**ÜBUNGSTEXT:**
%%

Lindengallmilbe (Eriophyes tiliae)

Lebensweise der Lindengallmilbe

Name

Lindengallmilbe (Eriophyes tiliae)

Wirtspflanze

Sommerlinde (Tilia platyphyllos)

Merkmale

Die Gallen der Lindengallmilbe erscheinen als auffällige, fingerförmige oder zylindrische Auswüchse auf der Blattoberseite der Sommerlinde. Sie sind zunächst hellgrün gefärbt, verfärben sich im Verlauf des Sommers über gelblich bis hin zu rötlich oder dunkelrot. Die Oberfläche der Gallen ist glatt bis leicht behaart. Jede Galle ist innen hohl und öffnet sich auf der Blattunterseite durch eine schmale Pore, die oft von weißlichen Haaren umgeben ist. Befallene Blätter können dicht mit Dutzenden solcher Gallen besetzt sein, was das Erscheinungsbild des Blattes stark verändert.

Entstehung und Entwicklung

Der Verursacher ist die Gallmilbe Eriophyes tiliae, eine mikroskopisch kleine Spinnentierart. Im zeitigen Frühjahr wandern überwinternde Weibchen aus ihren geschützten Winterquartieren an Knospen und in Rindenspalten auf die sich entwickelnden jungen Blätter und beginnen dort mit der Saugtätigkeit. Dabei geben sie Stoffe ab, die das Pflanzengewebe zur Bildung der charakteristischen Gallen anregen. Innerhalb der Gallen vermehren sich die Milben und durchlaufen während des Sommers mehrere Generationen. Gegen Ende der Vegetationsperiode verlassen die Milben die Gallen und suchen geschützte Winterquartiere, insbesondere an den Knospen der Linde, auf. Dort überwintern sie und beginnen im folgenden Frühjahr erneut mit der Besiedlung der jungen Blätter.

%%

Strukturierte Daten zur Seitenanalyse
%%

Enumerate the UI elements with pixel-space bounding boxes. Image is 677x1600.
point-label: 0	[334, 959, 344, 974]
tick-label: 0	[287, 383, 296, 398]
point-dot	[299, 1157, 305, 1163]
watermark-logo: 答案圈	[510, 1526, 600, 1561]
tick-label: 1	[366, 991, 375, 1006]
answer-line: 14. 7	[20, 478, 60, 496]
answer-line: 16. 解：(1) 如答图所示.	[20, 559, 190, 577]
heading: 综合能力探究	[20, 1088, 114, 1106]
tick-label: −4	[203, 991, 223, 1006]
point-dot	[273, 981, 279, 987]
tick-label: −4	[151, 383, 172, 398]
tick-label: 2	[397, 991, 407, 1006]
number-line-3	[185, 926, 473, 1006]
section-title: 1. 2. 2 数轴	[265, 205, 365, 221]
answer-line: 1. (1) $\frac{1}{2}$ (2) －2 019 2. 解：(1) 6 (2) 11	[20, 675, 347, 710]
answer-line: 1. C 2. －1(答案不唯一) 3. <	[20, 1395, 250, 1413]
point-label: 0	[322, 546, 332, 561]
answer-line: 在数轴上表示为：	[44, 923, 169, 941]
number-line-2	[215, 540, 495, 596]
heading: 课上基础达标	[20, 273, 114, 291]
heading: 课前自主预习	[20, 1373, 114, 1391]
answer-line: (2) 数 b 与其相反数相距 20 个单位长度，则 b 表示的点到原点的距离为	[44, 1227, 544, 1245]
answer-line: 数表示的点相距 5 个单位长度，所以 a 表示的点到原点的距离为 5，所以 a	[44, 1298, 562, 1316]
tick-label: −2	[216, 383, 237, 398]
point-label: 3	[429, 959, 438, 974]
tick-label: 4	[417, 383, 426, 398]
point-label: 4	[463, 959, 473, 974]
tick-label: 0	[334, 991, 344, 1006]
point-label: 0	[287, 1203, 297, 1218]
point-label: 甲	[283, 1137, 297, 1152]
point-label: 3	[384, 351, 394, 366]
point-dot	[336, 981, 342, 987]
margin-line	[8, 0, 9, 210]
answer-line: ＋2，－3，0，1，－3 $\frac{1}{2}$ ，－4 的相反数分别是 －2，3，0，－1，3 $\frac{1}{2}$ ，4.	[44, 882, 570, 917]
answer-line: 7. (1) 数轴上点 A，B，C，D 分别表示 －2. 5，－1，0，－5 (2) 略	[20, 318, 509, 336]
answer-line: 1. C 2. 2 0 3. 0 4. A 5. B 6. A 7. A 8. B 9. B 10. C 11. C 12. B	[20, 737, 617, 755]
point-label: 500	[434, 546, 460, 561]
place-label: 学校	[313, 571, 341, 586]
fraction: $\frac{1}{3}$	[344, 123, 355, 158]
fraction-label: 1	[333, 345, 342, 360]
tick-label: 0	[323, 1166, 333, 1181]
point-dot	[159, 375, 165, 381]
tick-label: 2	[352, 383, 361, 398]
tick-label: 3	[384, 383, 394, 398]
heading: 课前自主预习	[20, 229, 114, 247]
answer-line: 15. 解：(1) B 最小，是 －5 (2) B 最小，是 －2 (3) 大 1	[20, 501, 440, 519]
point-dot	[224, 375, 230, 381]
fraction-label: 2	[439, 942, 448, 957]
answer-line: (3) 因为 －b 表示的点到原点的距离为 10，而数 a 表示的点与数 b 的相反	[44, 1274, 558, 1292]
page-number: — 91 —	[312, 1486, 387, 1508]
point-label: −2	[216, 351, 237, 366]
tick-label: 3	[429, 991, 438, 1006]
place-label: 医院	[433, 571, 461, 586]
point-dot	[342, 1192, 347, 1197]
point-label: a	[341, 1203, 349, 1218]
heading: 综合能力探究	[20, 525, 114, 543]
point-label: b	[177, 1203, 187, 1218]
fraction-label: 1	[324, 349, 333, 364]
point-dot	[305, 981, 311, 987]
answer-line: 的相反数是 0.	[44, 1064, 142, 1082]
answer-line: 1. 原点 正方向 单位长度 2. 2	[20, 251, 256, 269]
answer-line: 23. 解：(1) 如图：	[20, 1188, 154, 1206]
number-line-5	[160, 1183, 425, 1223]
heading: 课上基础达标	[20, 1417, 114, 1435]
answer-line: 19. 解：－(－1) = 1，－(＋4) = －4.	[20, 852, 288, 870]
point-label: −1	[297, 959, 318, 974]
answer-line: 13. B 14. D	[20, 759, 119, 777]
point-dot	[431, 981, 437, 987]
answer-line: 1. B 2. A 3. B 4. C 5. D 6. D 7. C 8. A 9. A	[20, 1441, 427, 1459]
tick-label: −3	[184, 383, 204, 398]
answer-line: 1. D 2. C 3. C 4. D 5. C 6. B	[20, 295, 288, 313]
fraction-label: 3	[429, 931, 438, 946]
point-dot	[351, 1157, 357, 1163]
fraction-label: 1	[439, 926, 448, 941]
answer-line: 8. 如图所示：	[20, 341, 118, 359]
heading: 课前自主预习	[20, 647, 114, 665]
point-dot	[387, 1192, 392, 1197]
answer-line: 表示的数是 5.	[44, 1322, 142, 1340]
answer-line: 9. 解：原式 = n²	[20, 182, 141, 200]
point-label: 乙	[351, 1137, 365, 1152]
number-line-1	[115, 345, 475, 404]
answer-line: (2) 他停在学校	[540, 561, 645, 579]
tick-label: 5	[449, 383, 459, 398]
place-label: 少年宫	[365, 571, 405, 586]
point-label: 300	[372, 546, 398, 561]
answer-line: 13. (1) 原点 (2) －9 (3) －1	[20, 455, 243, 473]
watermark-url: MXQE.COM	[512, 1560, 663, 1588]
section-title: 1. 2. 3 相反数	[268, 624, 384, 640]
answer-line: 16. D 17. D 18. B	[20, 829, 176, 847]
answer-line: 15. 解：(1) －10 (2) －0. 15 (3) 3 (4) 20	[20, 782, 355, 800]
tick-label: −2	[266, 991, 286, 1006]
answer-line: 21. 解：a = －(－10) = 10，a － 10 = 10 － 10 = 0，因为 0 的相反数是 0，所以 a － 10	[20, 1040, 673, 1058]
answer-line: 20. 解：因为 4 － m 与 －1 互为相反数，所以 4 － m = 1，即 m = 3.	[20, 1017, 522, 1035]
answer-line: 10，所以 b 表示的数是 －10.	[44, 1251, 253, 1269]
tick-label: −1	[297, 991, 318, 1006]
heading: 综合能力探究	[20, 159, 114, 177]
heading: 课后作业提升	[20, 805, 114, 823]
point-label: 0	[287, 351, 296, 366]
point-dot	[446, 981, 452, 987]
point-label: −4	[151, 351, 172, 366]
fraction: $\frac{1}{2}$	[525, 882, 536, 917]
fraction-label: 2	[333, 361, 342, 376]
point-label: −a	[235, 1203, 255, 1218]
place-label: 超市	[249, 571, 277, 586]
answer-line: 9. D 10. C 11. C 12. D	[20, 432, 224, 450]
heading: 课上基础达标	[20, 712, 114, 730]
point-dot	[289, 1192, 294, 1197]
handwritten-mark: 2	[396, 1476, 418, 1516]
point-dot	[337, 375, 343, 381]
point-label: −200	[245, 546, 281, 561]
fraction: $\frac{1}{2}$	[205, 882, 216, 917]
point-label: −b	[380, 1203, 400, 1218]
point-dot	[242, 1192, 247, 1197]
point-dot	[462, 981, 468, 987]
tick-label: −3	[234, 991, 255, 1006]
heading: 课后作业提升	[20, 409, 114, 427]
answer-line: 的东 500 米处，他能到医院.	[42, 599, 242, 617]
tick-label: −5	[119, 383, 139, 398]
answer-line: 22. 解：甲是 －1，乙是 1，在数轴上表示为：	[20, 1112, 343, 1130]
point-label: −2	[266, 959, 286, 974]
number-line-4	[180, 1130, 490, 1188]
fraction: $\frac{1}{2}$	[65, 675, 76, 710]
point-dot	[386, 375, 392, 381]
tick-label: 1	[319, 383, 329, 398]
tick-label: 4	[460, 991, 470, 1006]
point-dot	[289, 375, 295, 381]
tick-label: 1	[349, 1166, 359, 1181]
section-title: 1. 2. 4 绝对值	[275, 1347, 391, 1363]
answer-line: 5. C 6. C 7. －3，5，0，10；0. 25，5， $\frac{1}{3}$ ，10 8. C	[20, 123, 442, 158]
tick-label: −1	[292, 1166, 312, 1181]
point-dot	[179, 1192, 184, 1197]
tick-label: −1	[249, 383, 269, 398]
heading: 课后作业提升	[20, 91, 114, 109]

%%

**AUFGABE:** Aus dem Text über die Lindengallmilbe die Passage beginnend bei „Sommerlinde (Tilia platyphyllos)“ und endend bei „Blattes stark verändert.“ wortgetreu wiedergeben. Die Datensätze werden für die Bearbeitung nicht benötigt.

**ERGEBNIS:**
Sommerlinde (Tilia platyphyllos)

Merkmale

Die Gallen der Lindengallmilbe erscheinen als auffällige, fingerförmige oder zylindrische Auswüchse auf der Blattoberseite der Sommerlinde. Sie sind zunächst hellgrün gefärbt, verfärben sich im Verlauf des Sommers über gelblich bis hin zu rötlich oder dunkelrot. Die Oberfläche der Gallen ist glatt bis leicht behaart. Jede Galle ist innen hohl und öffnet sich auf der Blattunterseite durch eine schmale Pore, die oft von weißlichen Haaren umgeben ist. Befallene Blätter können dicht mit Dutzenden solcher Gallen besetzt sein, was das Erscheinungsbild des Blattes stark verändert.